**Requirement**: Go through the data and copy every line exactly, but not the images.

* start Task data *

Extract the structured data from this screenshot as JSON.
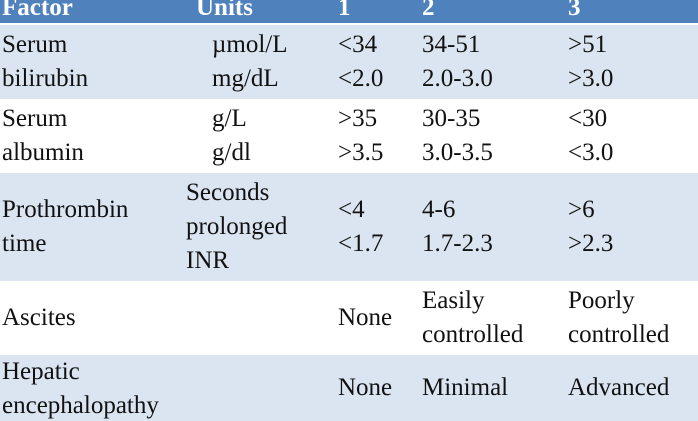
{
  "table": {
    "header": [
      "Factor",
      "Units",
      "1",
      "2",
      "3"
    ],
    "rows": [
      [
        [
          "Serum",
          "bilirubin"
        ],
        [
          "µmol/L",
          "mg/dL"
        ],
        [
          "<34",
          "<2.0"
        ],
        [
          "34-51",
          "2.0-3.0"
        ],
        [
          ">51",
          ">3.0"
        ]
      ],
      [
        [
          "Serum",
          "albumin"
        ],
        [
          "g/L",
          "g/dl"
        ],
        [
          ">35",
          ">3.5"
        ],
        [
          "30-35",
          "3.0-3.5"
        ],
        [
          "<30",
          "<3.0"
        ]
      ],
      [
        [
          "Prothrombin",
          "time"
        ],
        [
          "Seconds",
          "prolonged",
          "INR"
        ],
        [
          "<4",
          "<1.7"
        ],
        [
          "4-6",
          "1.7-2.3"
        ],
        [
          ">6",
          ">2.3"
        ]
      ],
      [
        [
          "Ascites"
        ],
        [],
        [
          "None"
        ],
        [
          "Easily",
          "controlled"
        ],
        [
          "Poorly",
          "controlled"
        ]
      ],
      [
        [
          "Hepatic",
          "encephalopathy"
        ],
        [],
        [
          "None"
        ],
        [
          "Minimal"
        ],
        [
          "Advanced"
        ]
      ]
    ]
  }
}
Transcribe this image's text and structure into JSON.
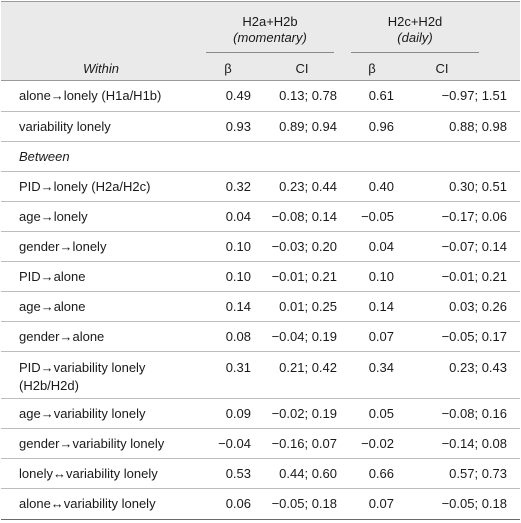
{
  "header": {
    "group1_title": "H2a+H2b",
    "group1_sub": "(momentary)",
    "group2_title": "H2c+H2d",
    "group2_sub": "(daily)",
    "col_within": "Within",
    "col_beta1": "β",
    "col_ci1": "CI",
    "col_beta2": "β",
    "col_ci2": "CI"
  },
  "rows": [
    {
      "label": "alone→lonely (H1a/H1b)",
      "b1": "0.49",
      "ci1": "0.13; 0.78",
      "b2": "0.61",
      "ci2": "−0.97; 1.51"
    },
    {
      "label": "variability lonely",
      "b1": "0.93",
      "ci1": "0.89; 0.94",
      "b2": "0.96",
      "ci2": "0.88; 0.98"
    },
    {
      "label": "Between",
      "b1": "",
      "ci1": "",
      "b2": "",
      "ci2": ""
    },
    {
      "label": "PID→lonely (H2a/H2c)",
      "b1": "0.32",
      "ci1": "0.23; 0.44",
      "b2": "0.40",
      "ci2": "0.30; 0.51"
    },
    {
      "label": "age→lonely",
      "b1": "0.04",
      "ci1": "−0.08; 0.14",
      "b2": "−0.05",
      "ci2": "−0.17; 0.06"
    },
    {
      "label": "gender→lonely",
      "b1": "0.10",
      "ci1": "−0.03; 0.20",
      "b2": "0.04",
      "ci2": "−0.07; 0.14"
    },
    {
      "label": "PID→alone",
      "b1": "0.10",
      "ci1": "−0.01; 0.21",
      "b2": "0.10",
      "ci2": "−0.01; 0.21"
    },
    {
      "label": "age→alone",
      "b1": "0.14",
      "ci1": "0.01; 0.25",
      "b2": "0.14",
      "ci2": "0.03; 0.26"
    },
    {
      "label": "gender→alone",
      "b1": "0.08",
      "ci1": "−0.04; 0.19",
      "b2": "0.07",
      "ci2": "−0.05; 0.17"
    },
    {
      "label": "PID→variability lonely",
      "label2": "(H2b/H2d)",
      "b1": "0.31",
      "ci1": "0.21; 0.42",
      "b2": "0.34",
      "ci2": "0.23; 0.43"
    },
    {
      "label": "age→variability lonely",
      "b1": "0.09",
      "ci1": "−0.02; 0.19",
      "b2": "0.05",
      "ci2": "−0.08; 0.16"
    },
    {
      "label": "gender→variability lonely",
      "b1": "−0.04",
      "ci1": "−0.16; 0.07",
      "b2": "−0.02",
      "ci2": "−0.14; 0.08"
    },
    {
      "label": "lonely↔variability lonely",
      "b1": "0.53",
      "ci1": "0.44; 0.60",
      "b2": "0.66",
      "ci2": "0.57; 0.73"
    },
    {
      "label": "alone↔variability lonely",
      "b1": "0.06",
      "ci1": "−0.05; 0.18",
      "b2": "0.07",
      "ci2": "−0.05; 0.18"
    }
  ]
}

* end Task data *

**Written response**:
Extract the structured data from this screenshot as JSON.
{
  "table": {
    "header": [
      "Factor",
      "Units",
      "1",
      "2",
      "3"
    ],
    "rows": [
      [
        [
          "Serum",
          "bilirubin"
        ],
        [
          "µmol/L",
          "mg/dL"
        ],
        [
          "<34",
          "<2.0"
        ],
        [
          "34-51",
          "2.0-3.0"
        ],
        [
          ">51",
          ">3.0"
        ]
      ],
      [
        [
          "Serum",
          "albumin"
        ],
        [
          "g/L",
          "g/dl"
        ],
        [
          ">35",
          ">3.5"
        ],
        [
          "30-35",
          "3.0-3.5"
        ],
        [
          "<30",
          "<3.0"
        ]
      ],
      [
        [
          "Prothrombin",
          "time"
        ],
        [
          "Seconds",
          "prolonged",
          "INR"
        ],
        [
          "<4",
          "<1.7"
        ],
        [
          "4-6",
          "1.7-2.3"
        ],
        [
          ">6",
          ">2.3"
        ]
      ],
      [
        [
          "Ascites"
        ],
        [],
        [
          "None"
        ],
        [
          "Easily",
          "controlled"
        ],
        [
          "Poorly",
          "controlled"
        ]
      ],
      [
        [
          "Hepatic",
          "encephalopathy"
        ],
        [],
        [
          "None"
        ],
        [
          "Minimal"
        ],
        [
          "Advanced"
        ]
      ]
    ]
  }
}
Transcribe this image's text and structure into JSON.
{
  "header": {
    "group1_title": "H2a+H2b",
    "group1_sub": "(momentary)",
    "group2_title": "H2c+H2d",
    "group2_sub": "(daily)",
    "col_within": "Within",
    "col_beta1": "β",
    "col_ci1": "CI",
    "col_beta2": "β",
    "col_ci2": "CI"
  },
  "rows": [
    {
      "label": "alone→lonely (H1a/H1b)",
      "b1": "0.49",
      "ci1": "0.13; 0.78",
      "b2": "0.61",
      "ci2": "−0.97; 1.51"
    },
    {
      "label": "variability lonely",
      "b1": "0.93",
      "ci1": "0.89; 0.94",
      "b2": "0.96",
      "ci2": "0.88; 0.98"
    },
    {
      "label": "Between",
      "b1": "",
      "ci1": "",
      "b2": "",
      "ci2": ""
    },
    {
      "label": "PID→lonely (H2a/H2c)",
      "b1": "0.32",
      "ci1": "0.23; 0.44",
      "b2": "0.40",
      "ci2": "0.30; 0.51"
    },
    {
      "label": "age→lonely",
      "b1": "0.04",
      "ci1": "−0.08; 0.14",
      "b2": "−0.05",
      "ci2": "−0.17; 0.06"
    },
    {
      "label": "gender→lonely",
      "b1": "0.10",
      "ci1": "−0.03; 0.20",
      "b2": "0.04",
      "ci2": "−0.07; 0.14"
    },
    {
      "label": "PID→alone",
      "b1": "0.10",
      "ci1": "−0.01; 0.21",
      "b2": "0.10",
      "ci2": "−0.01; 0.21"
    },
    {
      "label": "age→alone",
      "b1": "0.14",
      "ci1": "0.01; 0.25",
      "b2": "0.14",
      "ci2": "0.03; 0.26"
    },
    {
      "label": "gender→alone",
      "b1": "0.08",
      "ci1": "−0.04; 0.19",
      "b2": "0.07",
      "ci2": "−0.05; 0.17"
    },
    {
      "label": "PID→variability lonely",
      "label2": "(H2b/H2d)",
      "b1": "0.31",
      "ci1": "0.21; 0.42",
      "b2": "0.34",
      "ci2": "0.23; 0.43"
    },
    {
      "label": "age→variability lonely",
      "b1": "0.09",
      "ci1": "−0.02; 0.19",
      "b2": "0.05",
      "ci2": "−0.08; 0.16"
    },
    {
      "label": "gender→variability lonely",
      "b1": "−0.04",
      "ci1": "−0.16; 0.07",
      "b2": "−0.02",
      "ci2": "−0.14; 0.08"
    },
    {
      "label": "lonely↔variability lonely",
      "b1": "0.53",
      "ci1": "0.44; 0.60",
      "b2": "0.66",
      "ci2": "0.57; 0.73"
    },
    {
      "label": "alone↔variability lonely",
      "b1": "0.06",
      "ci1": "−0.05; 0.18",
      "b2": "0.07",
      "ci2": "−0.05; 0.18"
    }
  ]
}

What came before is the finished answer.